§ **SELECTED PASSAGE**:
--------------------------------------------------

A recent finding suggested another way to optimize graphene for solar panel applications; researchers have accidentally witnessed the interactions of soda lime glass with graphene structures. When attaching thin layers of graphene and soda lime glass, soda penetrates graphene and dopes it in an optimal way. Investigations have shown that this unforeseen and very cheap combination leads to a high efficiency, optimally prepared in terms of electron density graphene that can be employed for solar panel applications and multiple excitements of electrons.

One last approach that is very prominent for solar energy generation is the use of graphene quantum dots. Quantum dots exhibit electronic properties that are size dependent and have been investigated for a decade now. The new use however has just been identified by a Saudi-Arabia based research team. Graphene quantum dots have been successfully used for down conversion of solar light that is to transform high energy light to low energy light (different range in the light spectrum). Down conversion of light allows for great increases in solar panels’ conversions; silica is a very efficient converter of light to electrons when the light is found in the visible range. However, when the light is of higher energy (in a higher spectrum region) silica is a very poor converter. Graphene quantum dots offer a great breakthrough for the existing silica based solar panels.

Graphene is expected to provide advances and working prototypes for all the above investigations. Solar energy generation is expected to grow significantly due to graphene and graphene doped and modified forms in the near future. The new electricity generation capabilities will change the world economy as we know it.

--------------------------------------------------

For each statement, say yes or no to whether it agrees with the passage on graphene in solar power, and quote the words of the passage that decide it: (a) The interaction between soda lime glass and graphene was observed by accident. (b) Silica converts higher-energy light into electrons efficiently. (c) Quantum dots have been studied for only a few months.

--------------------------------------------------

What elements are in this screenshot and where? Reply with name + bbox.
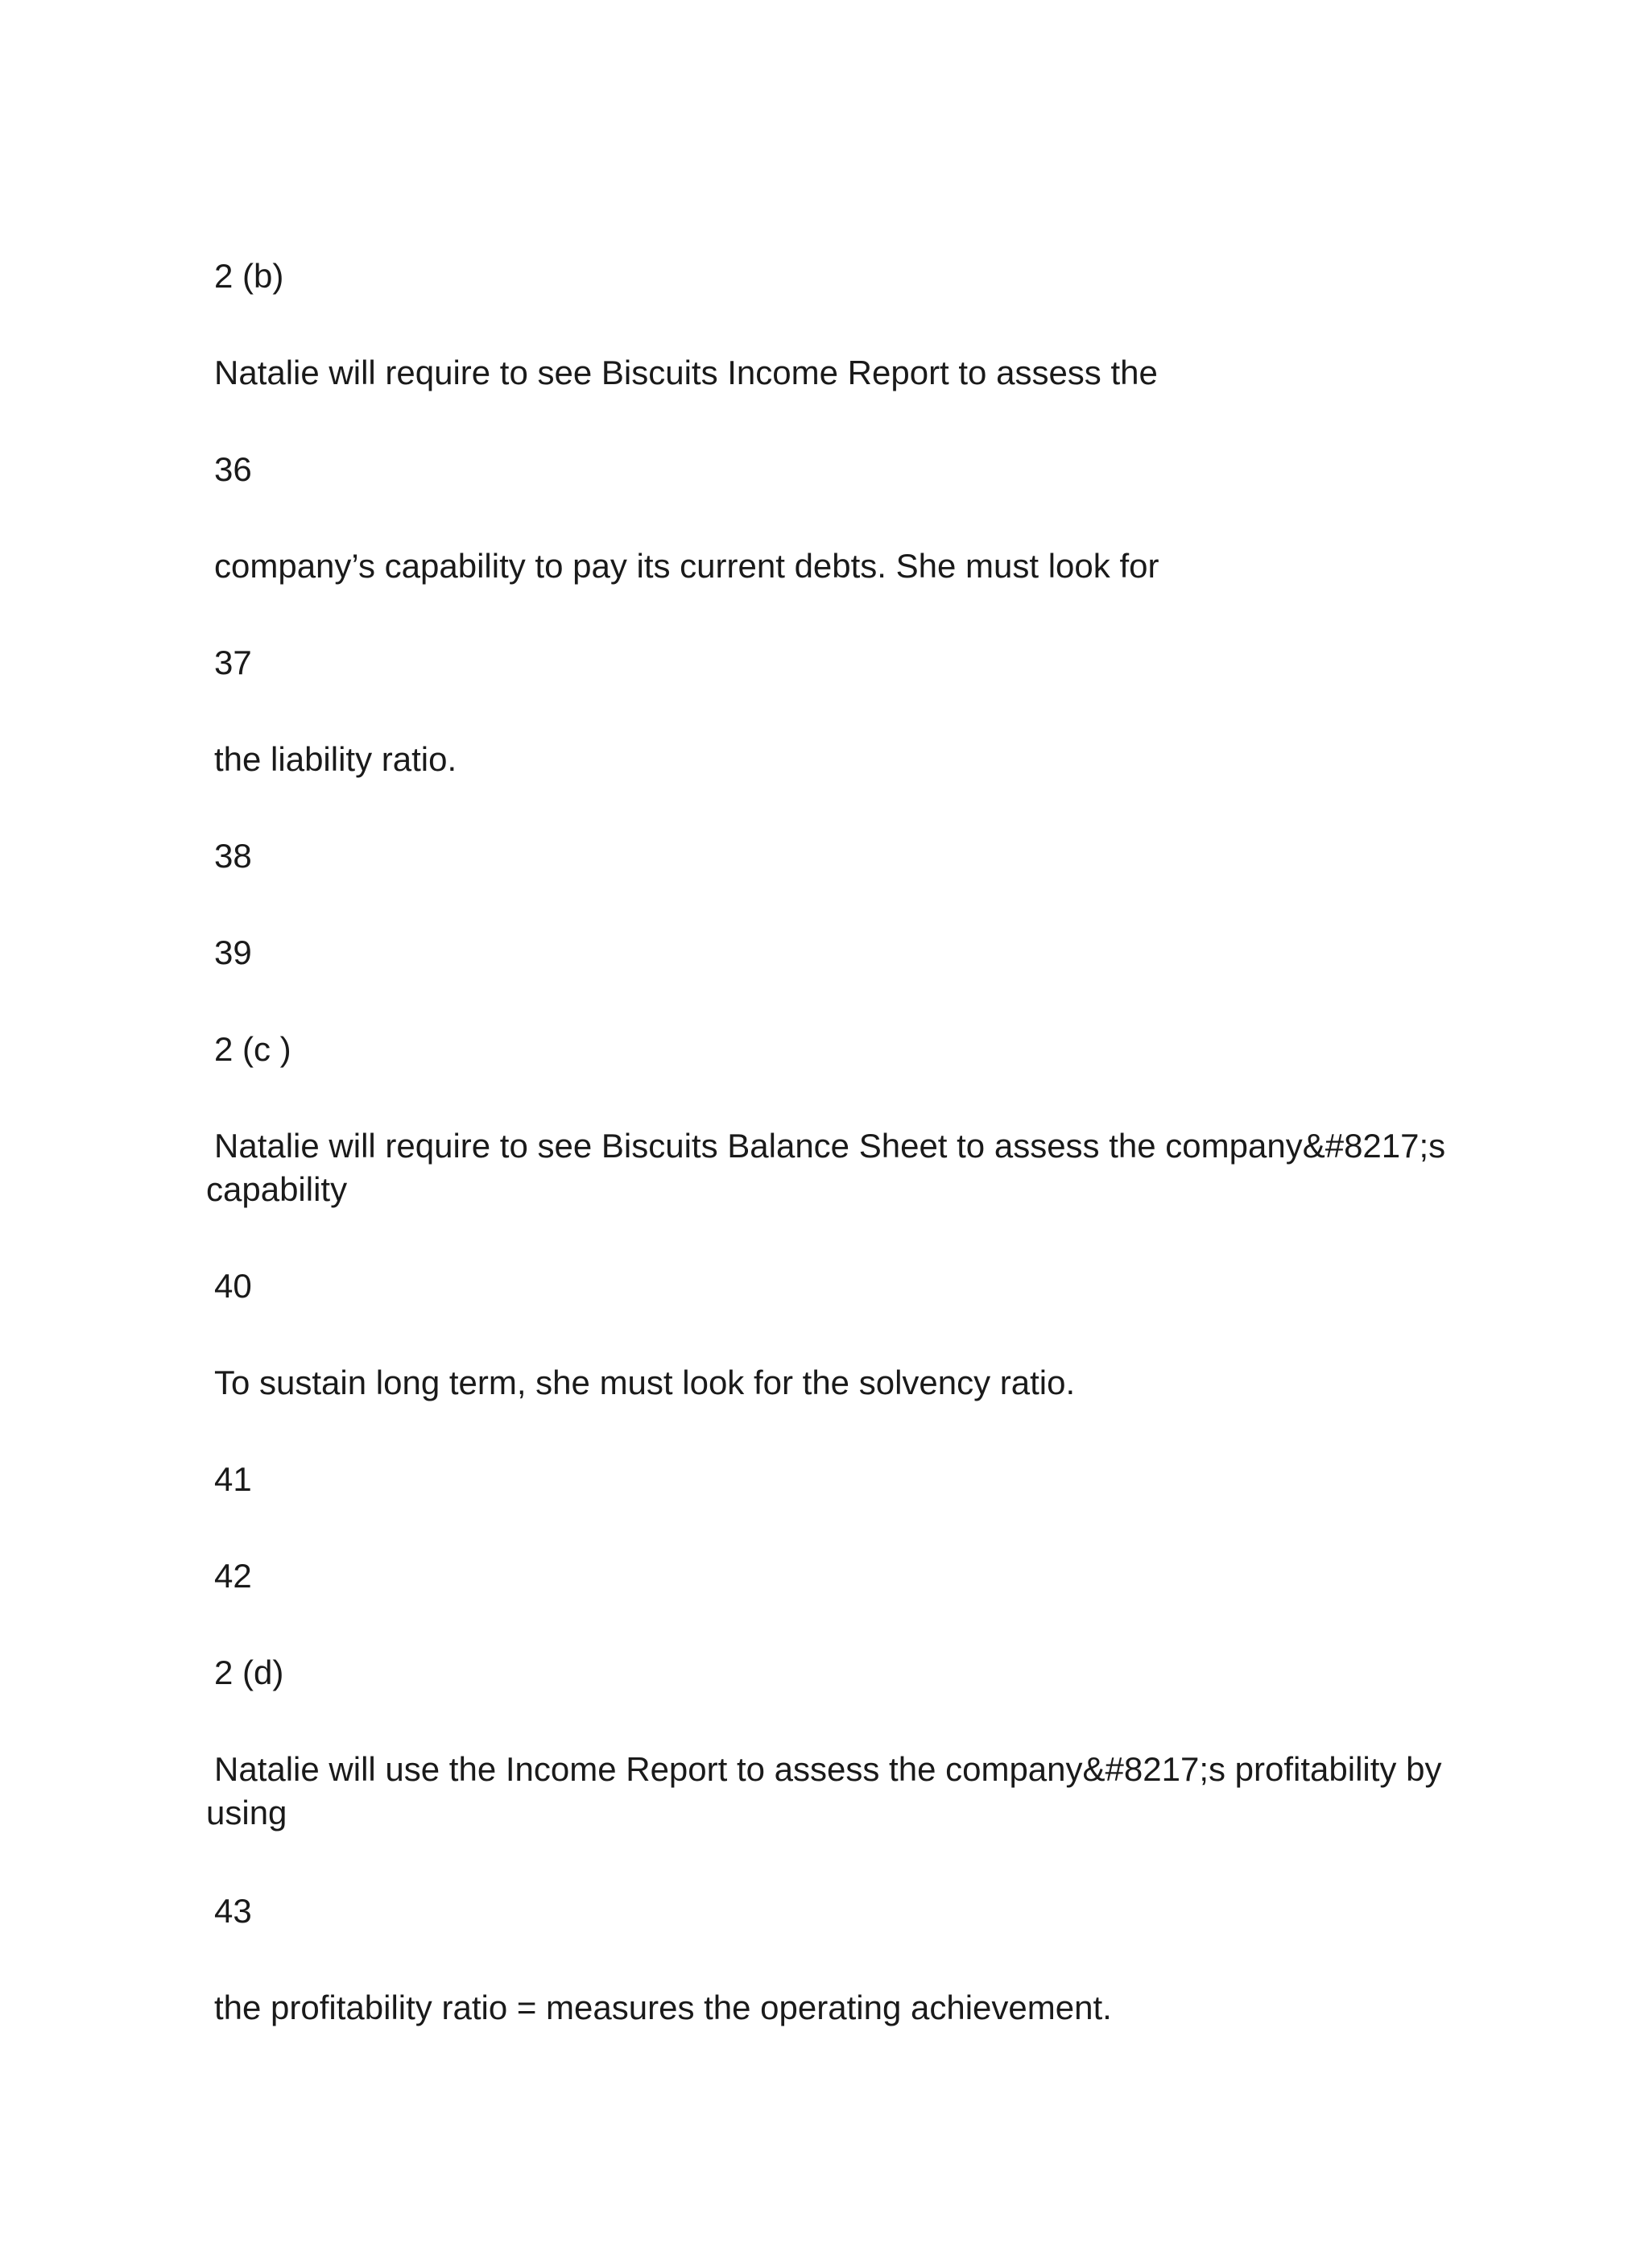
line-number: 37 <box>214 644 252 681</box>
section-heading-2d: 2 (d) <box>214 1653 284 1691</box>
line-number: 38 <box>214 837 252 875</box>
line-number: 39 <box>214 933 252 971</box>
line-number: 36 <box>214 450 252 488</box>
text-line: company’s capability to pay its current debts. She must look for <box>214 547 1159 585</box>
text-line: the profitability ratio = measures the operating achievement. <box>214 1989 1112 2026</box>
text-line: To sustain long term, she must look for the solvency ratio. <box>214 1364 1076 1401</box>
text-paragraph: Natalie will use the Income Report to assess the company&#8217;s profitability by using <box>206 1750 1442 1831</box>
section-heading-2c: 2 (c ) <box>214 1030 291 1068</box>
line-number: 41 <box>214 1460 252 1498</box>
line-number: 43 <box>214 1892 252 1930</box>
section-heading-2b: 2 (b) <box>214 257 284 295</box>
text-line: the liability ratio. <box>214 740 457 778</box>
text-line: Natalie will require to see Biscuits Income Report to assess the <box>214 354 1158 391</box>
line-number: 42 <box>214 1557 252 1595</box>
line-number: 40 <box>214 1267 252 1305</box>
text-paragraph: Natalie will require to see Biscuits Balance Sheet to assess the company&#8217;s capability <box>206 1127 1446 1208</box>
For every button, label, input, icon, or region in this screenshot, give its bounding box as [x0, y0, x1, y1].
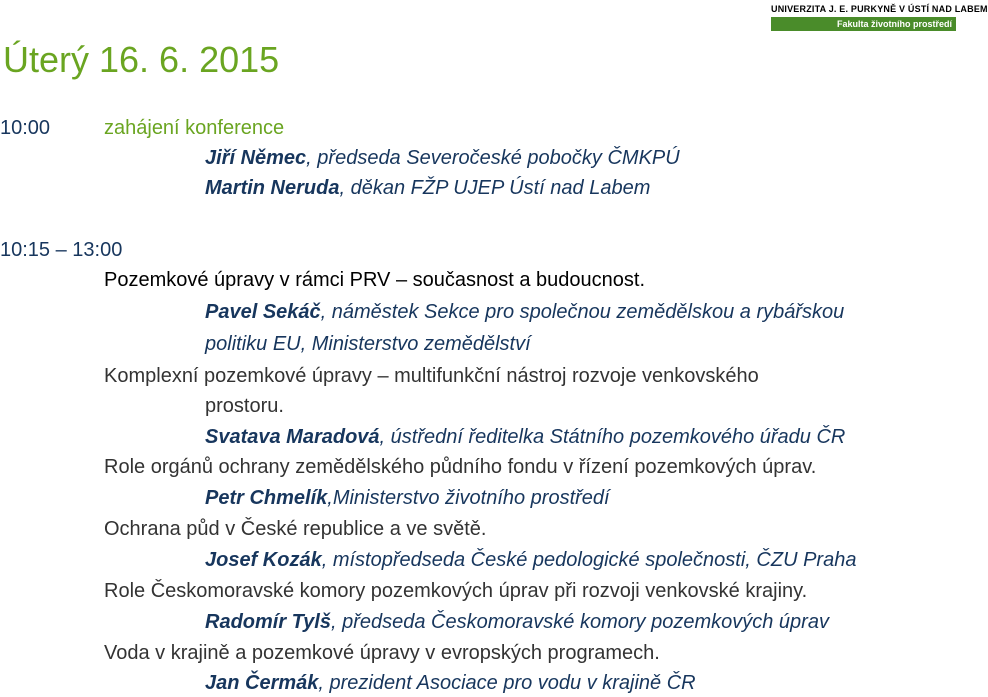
logo-university-name: UNIVERZITA J. E. PURKYNĚ V ÚSTÍ NAD LABEM [771, 4, 988, 14]
speaker-name: Josef Kozák [205, 549, 322, 571]
speaker-name: Svatava Maradová [205, 426, 380, 448]
speaker-role: , místopředseda České pedologické společnosti, ČZU Praha [321, 549, 857, 571]
talk-3-title: Role orgánů ochrany zemědělského půdního fondu v řízení pozemkových úprav. [104, 456, 817, 478]
talk-1-speaker-role-cont: politiku EU, Ministerstvo zemědělství [205, 333, 531, 355]
speaker-name: Martin Neruda [205, 177, 340, 199]
page-title: Úterý 16. 6. 2015 [3, 39, 280, 80]
slot1-label: zahájení konference [104, 117, 285, 139]
talk-5-title: Role Českomoravské komory pozemkových úprav při rozvoji venkovské krajiny. [104, 580, 808, 602]
slot1-speaker-2 [205, 176, 650, 200]
talk-2-speaker [205, 425, 845, 449]
slot1-time: 10:00 [0, 117, 51, 139]
talk-3-speaker [205, 486, 610, 510]
speaker-role: , náměstek Sekce pro společnou zemědělskou a rybářskou [320, 301, 845, 323]
talk-6-title: Voda v krajině a pozemkové úpravy v evropských programech. [104, 642, 660, 664]
speaker-role: , děkan FŽP UJEP Ústí nad Labem [339, 177, 651, 199]
talk-5-speaker [205, 610, 829, 634]
talk-4-title: Ochrana půd v České republice a ve světě. [104, 518, 487, 540]
speaker-name: Pavel Sekáč [205, 301, 321, 323]
speaker-name: Jiří Němec [205, 147, 307, 169]
talk-4-speaker [205, 548, 856, 572]
speaker-role: , předseda Severočeské pobočky ČMKPÚ [306, 147, 680, 169]
talk-1-title: Pozemkové úpravy v rámci PRV – současnost a budoucnost. [104, 269, 646, 291]
talk-6-speaker [205, 671, 696, 695]
speaker-name: Radomír Tylš [205, 611, 331, 633]
logo-faculty-name: Fakulta životního prostředí [771, 17, 956, 31]
university-logo [771, 4, 988, 31]
slot2-time: 10:15 – 13:00 [0, 239, 123, 261]
speaker-role: ,Ministerstvo životního prostředí [327, 487, 610, 509]
speaker-name: Jan Čermák [205, 672, 319, 694]
talk-1-speaker [205, 300, 844, 324]
talk-2-title-cont: prostoru. [205, 395, 284, 417]
speaker-role: , ústřední ředitelka Státního pozemkového úřadu ČR [379, 426, 846, 448]
slot1-speaker-1 [205, 146, 680, 170]
talk-2-title: Komplexní pozemkové úpravy – multifunkční nástroj rozvoje venkovského [104, 365, 759, 387]
speaker-role: , prezident Asociace pro vodu v krajině ČR [318, 672, 696, 694]
speaker-role: , předseda Českomoravské komory pozemkových úprav [330, 611, 829, 633]
speaker-name: Petr Chmelík [205, 487, 328, 509]
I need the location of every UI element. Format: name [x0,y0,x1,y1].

--------------------------------------------------

§ **RESPONSE TO THE EXERCISE**:
(a) Yes: "researchers have accidentally witnessed the interactions of soda lime glass with graphene structures"
(b) No: "when the light is of higher energy (in a higher spectrum region) silica is a very poor converter"
(c) No: "have been investigated for a decade now"